**Task brief**
Return the lines below exactly as they stand, with the pictures left out.

**Records**
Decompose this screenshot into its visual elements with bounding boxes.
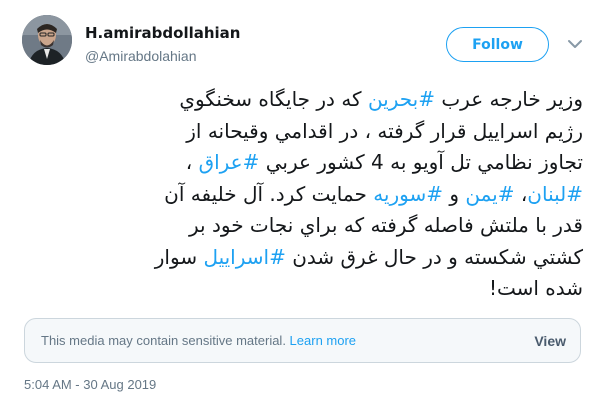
tweet-text-segment: شده است! [488,276,583,300]
tweet-text-segment: و [442,181,466,206]
tweet-text-segment: ، [514,181,528,206]
tweet-text-segment: که در جایگاه سخنگوي [179,87,368,111]
tweet-text-segment: تجاوز نظامي تل آویو به 4 کشور عربي [259,150,583,174]
tweet-timestamp[interactable]: 5:04 AM - 30 Aug 2019 [24,377,156,392]
sensitive-message: This media may contain sensitive materia… [41,333,534,348]
profile-photo-icon [22,15,72,65]
tweet-text-segment: قدر با ملتش فاصله گرفته که براي نجات خود… [189,213,583,237]
tweet-line: تجاوز نظامي تل آویو به 4 کشور عربي #عراق… [23,147,583,179]
tweet-text-segment: رژیم اسراییل قرار گرفته ، در اقدامي وقیح… [186,118,583,143]
hashtag-link[interactable]: #سوریه [373,182,443,206]
follow-button[interactable]: Follow [446,27,549,62]
tweet-text-segment: سوار [154,244,204,269]
tweet-line: وزیر خارجه عرب #بحرين که در جایگاه سخنگو… [23,84,583,116]
learn-more-link[interactable]: Learn more [290,333,356,348]
tweet-text: وزیر خارجه عرب #بحرين که در جایگاه سخنگو… [23,84,583,305]
hashtag-link[interactable]: #یمن [465,182,514,206]
tweet-line: #لبنان، #یمن و #سوریه حمایت کرد. آل خلیف… [23,179,583,211]
tweet-text-segment: ، [185,150,199,174]
hashtag-link[interactable]: #بحرين [368,87,435,111]
sensitive-message-text: This media may contain sensitive materia… [41,333,290,348]
tweet-line: کشتي شکسته و در حال غرق شدن #اسراییل سوا… [23,242,583,274]
avatar[interactable] [22,15,72,65]
tweet-text-segment: کشتي شکسته و در حال غرق شدن [285,244,583,269]
tweet-line: شده است! [23,273,583,305]
tweet-text-segment: حمایت کرد. آل خلیفه آن [164,181,374,206]
chevron-down-icon[interactable] [566,35,584,53]
hashtag-link[interactable]: #اسراییل [203,245,285,269]
tweet-text-segment: وزیر خارجه عرب [435,87,583,111]
hashtag-link[interactable]: #لبنان [527,182,583,206]
tweet-line: رژیم اسراییل قرار گرفته ، در اقدامي وقیح… [23,116,583,148]
user-handle[interactable]: @Amirabdolahian [85,48,197,64]
display-name[interactable]: H.amirabdollahian [85,24,240,42]
tweet-line: قدر با ملتش فاصله گرفته که براي نجات خود… [23,210,583,242]
hashtag-link[interactable]: #عراق [199,150,260,174]
view-button[interactable]: View [534,333,566,349]
sensitive-media-notice: This media may contain sensitive materia… [24,318,581,363]
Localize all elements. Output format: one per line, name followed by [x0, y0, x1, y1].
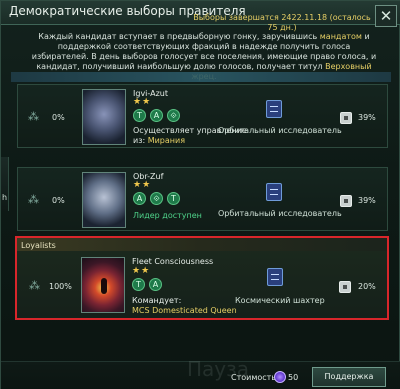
- vote-share-percent: 20%: [358, 282, 376, 291]
- origin-prefix: из:: [133, 136, 148, 145]
- candidate-card-selected[interactable]: Loyalists ⁂ 100% Fleet Consciousness ★★ …: [15, 236, 389, 320]
- faction-support-percent: 0%: [52, 196, 65, 205]
- side-panel-edge: h: [1, 157, 9, 211]
- trait-icon[interactable]: T: [132, 278, 145, 291]
- leader-agenda: Орбитальный исследователь: [218, 126, 342, 135]
- trait-icon[interactable]: T: [133, 109, 146, 122]
- description-highlight[interactable]: мандатом: [320, 32, 362, 41]
- description-divider: [11, 72, 391, 82]
- origin-planet-link[interactable]: Мирания: [148, 136, 185, 145]
- agenda-document-icon[interactable]: [267, 268, 283, 286]
- faction-name: Loyalists: [21, 241, 56, 250]
- candidate-card[interactable]: ⁂ 0% Igvi-Azut ★★ T A ⟐ Осуществляет упр…: [17, 84, 388, 148]
- cost-label: Стоимость:: [231, 373, 279, 382]
- agenda-document-icon[interactable]: [266, 100, 282, 118]
- leader-level-stars: ★★: [133, 97, 152, 107]
- leader-assignment-origin: из: Мирания: [133, 136, 185, 145]
- trait-icon[interactable]: A: [149, 278, 162, 291]
- leader-level-stars: ★★: [132, 266, 151, 276]
- commander-label: Командует:: [132, 296, 182, 305]
- influence-icon: [274, 371, 286, 383]
- faction-support-percent: 0%: [52, 113, 65, 122]
- leader-traits: T A ⟐: [133, 109, 180, 123]
- leader-portrait: [82, 89, 126, 145]
- leader-level-stars: ★★: [133, 180, 152, 190]
- description-text: Каждый кандидат вступает в предвыборную …: [38, 32, 320, 41]
- leader-traits: T A: [132, 278, 162, 292]
- trait-icon[interactable]: ⟐: [150, 192, 163, 205]
- vote-share-icon: [339, 281, 351, 293]
- trait-icon[interactable]: T: [167, 192, 180, 205]
- vote-share-icon: [340, 112, 352, 124]
- candidate-card[interactable]: ⁂ 0% Obr-Zuf ★★ A ⟐ T Лидер доступен Орб…: [17, 167, 388, 231]
- population-icon: ⁂: [28, 110, 39, 123]
- agenda-document-icon[interactable]: [266, 183, 282, 201]
- leader-portrait: [81, 257, 125, 313]
- population-icon: ⁂: [29, 279, 40, 292]
- leader-portrait: [82, 172, 126, 228]
- faction-support-percent: 100%: [49, 282, 72, 291]
- election-deadline: Выборы завершатся 2422.11.18 (осталось 7…: [193, 13, 371, 32]
- leader-agenda: Космический шахтер: [235, 296, 325, 305]
- leader-traits: A ⟐ T: [133, 192, 180, 206]
- trait-icon[interactable]: ⟐: [167, 109, 180, 122]
- leader-status: Лидер доступен: [133, 211, 202, 220]
- side-hint-text: h: [2, 193, 8, 202]
- elections-window: Демократические выборы правителя ✕ Выбор…: [0, 0, 400, 389]
- trait-icon[interactable]: A: [133, 192, 146, 205]
- leader-agenda: Орбитальный исследователь: [218, 209, 342, 218]
- close-button[interactable]: ✕: [375, 5, 397, 27]
- vote-share-percent: 39%: [358, 113, 376, 122]
- leader-name: Fleet Consciousness: [132, 257, 214, 266]
- portrait-eye: [101, 278, 107, 294]
- vote-share-icon: [340, 195, 352, 207]
- population-icon: ⁂: [28, 193, 39, 206]
- faction-header: [17, 238, 387, 251]
- commanded-ship-link[interactable]: MCS Domesticated Queen: [132, 306, 237, 315]
- support-button[interactable]: Поддержка: [312, 367, 386, 387]
- trait-icon[interactable]: A: [150, 109, 163, 122]
- cost-value: 50: [288, 373, 299, 382]
- vote-share-percent: 39%: [358, 196, 376, 205]
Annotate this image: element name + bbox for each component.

**Solution to the problem**
Decompose this screenshot into its visual elements with bounding boxes.
tweet-text-segment: شده است! [488,276,583,300]
tweet-text-segment: و [442,181,466,206]
tweet-text-segment: ، [514,181,528,206]
tweet-text-segment: که در جایگاه سخنگوي [179,87,368,111]
tweet-text-segment: تجاوز نظامي تل آویو به 4 کشور عربي [259,150,583,174]
tweet-timestamp[interactable]: 5:04 AM - 30 Aug 2019 [24,377,156,392]
sensitive-message: This media may contain sensitive materia… [41,333,534,348]
profile-photo-icon [22,15,72,65]
tweet-text-segment: قدر با ملتش فاصله گرفته که براي نجات خود… [189,213,583,237]
tweet-line: تجاوز نظامي تل آویو به 4 کشور عربي #عراق… [23,147,583,179]
tweet-text-segment: رژیم اسراییل قرار گرفته ، در اقدامي وقیح… [186,118,583,143]
hashtag-link[interactable]: #سوریه [373,182,443,206]
follow-button[interactable]: Follow [446,27,549,62]
tweet-text-segment: سوار [154,244,204,269]
tweet-line: وزیر خارجه عرب #بحرين که در جایگاه سخنگو… [23,84,583,116]
learn-more-link[interactable]: Learn more [290,333,356,348]
tweet-text: وزیر خارجه عرب #بحرين که در جایگاه سخنگو… [23,84,583,305]
hashtag-link[interactable]: #یمن [465,182,514,206]
tweet-line: #لبنان، #یمن و #سوریه حمایت کرد. آل خلیف… [23,179,583,211]
tweet-text-segment: ، [185,150,199,174]
hashtag-link[interactable]: #بحرين [368,87,435,111]
sensitive-message-text: This media may contain sensitive materia… [41,333,290,348]
tweet-line: کشتي شکسته و در حال غرق شدن #اسراییل سوا… [23,242,583,274]
avatar[interactable] [22,15,72,65]
tweet-text-segment: کشتي شکسته و در حال غرق شدن [285,244,583,269]
tweet-line: شده است! [23,273,583,305]
tweet-text-segment: حمایت کرد. آل خلیفه آن [164,181,374,206]
chevron-down-icon[interactable] [566,35,584,53]
hashtag-link[interactable]: #اسراییل [203,245,285,269]
tweet-text-segment: وزیر خارجه عرب [435,87,583,111]
hashtag-link[interactable]: #لبنان [527,182,583,206]
tweet-line: رژیم اسراییل قرار گرفته ، در اقدامي وقیح… [23,116,583,148]
user-handle[interactable]: @Amirabdolahian [85,48,197,64]
display-name[interactable]: H.amirabdollahian [85,24,240,42]
tweet-line: قدر با ملتش فاصله گرفته که براي نجات خود… [23,210,583,242]
hashtag-link[interactable]: #عراق [199,150,260,174]
view-button[interactable]: View [534,333,566,349]
sensitive-media-notice: This media may contain sensitive materia… [24,318,581,363]
Localize all elements. Output format: one per line, name followed by [x0, y0, x1, y1].
- vote-share-percent: 20%: [358, 282, 376, 291]
- origin-prefix: из:: [133, 136, 148, 145]
- candidate-card-selected[interactable]: Loyalists ⁂ 100% Fleet Consciousness ★★ …: [15, 236, 389, 320]
- faction-support-percent: 0%: [52, 196, 65, 205]
- side-panel-edge: h: [1, 157, 9, 211]
- trait-icon[interactable]: T: [132, 278, 145, 291]
- leader-agenda: Орбитальный исследователь: [218, 126, 342, 135]
- trait-icon[interactable]: T: [133, 109, 146, 122]
- description-highlight[interactable]: мандатом: [320, 32, 362, 41]
- description-divider: [11, 72, 391, 82]
- origin-planet-link[interactable]: Мирания: [148, 136, 185, 145]
- agenda-document-icon[interactable]: [267, 268, 283, 286]
- faction-name: Loyalists: [21, 241, 56, 250]
- candidate-card[interactable]: ⁂ 0% Igvi-Azut ★★ T A ⟐ Осуществляет упр…: [17, 84, 388, 148]
- cost-label: Стоимость:: [231, 373, 279, 382]
- agenda-document-icon[interactable]: [266, 100, 282, 118]
- leader-level-stars: ★★: [133, 97, 152, 107]
- leader-assignment-origin: из: Мирания: [133, 136, 185, 145]
- trait-icon[interactable]: A: [149, 278, 162, 291]
- leader-level-stars: ★★: [132, 266, 151, 276]
- commander-label: Командует:: [132, 296, 182, 305]
- influence-icon: [274, 371, 286, 383]
- faction-support-percent: 0%: [52, 113, 65, 122]
- leader-traits: T A ⟐: [133, 109, 180, 123]
- leader-portrait: [82, 89, 126, 145]
- leader-level-stars: ★★: [133, 180, 152, 190]
- description-text: Каждый кандидат вступает в предвыборную …: [38, 32, 320, 41]
- leader-traits: T A: [132, 278, 162, 292]
- trait-icon[interactable]: ⟐: [150, 192, 163, 205]
- vote-share-icon: [339, 281, 351, 293]
- trait-icon[interactable]: T: [167, 192, 180, 205]
- vote-share-icon: [340, 112, 352, 124]
- candidate-card[interactable]: ⁂ 0% Obr-Zuf ★★ A ⟐ T Лидер доступен Орб…: [17, 167, 388, 231]
- population-icon: ⁂: [28, 110, 39, 123]
- agenda-document-icon[interactable]: [266, 183, 282, 201]
- leader-portrait: [81, 257, 125, 313]
- population-icon: ⁂: [29, 279, 40, 292]
- leader-portrait: [82, 172, 126, 228]
- faction-support-percent: 100%: [49, 282, 72, 291]
- election-deadline: Выборы завершатся 2422.11.18 (осталось 7…: [193, 13, 371, 32]
- leader-agenda: Космический шахтер: [235, 296, 325, 305]
- leader-traits: A ⟐ T: [133, 192, 180, 206]
- trait-icon[interactable]: ⟐: [167, 109, 180, 122]
- leader-status: Лидер доступен: [133, 211, 202, 220]
- side-hint-text: h: [2, 193, 8, 202]
- elections-window: Демократические выборы правителя ✕ Выбор…: [0, 0, 400, 389]
- trait-icon[interactable]: A: [133, 192, 146, 205]
- leader-agenda: Орбитальный исследователь: [218, 209, 342, 218]
- close-button[interactable]: ✕: [375, 5, 397, 27]
- vote-share-percent: 39%: [358, 113, 376, 122]
- leader-name: Fleet Consciousness: [132, 257, 214, 266]
- portrait-eye: [101, 278, 107, 294]
- vote-share-icon: [340, 195, 352, 207]
- population-icon: ⁂: [28, 193, 39, 206]
- faction-header: [17, 238, 387, 251]
- commanded-ship-link[interactable]: MCS Domesticated Queen: [132, 306, 237, 315]
- support-button[interactable]: Поддержка: [312, 367, 386, 387]
- trait-icon[interactable]: A: [150, 109, 163, 122]
- cost-value: 50: [288, 373, 299, 382]
- vote-share-percent: 39%: [358, 196, 376, 205]
Annotate this image: element name + bbox for each component.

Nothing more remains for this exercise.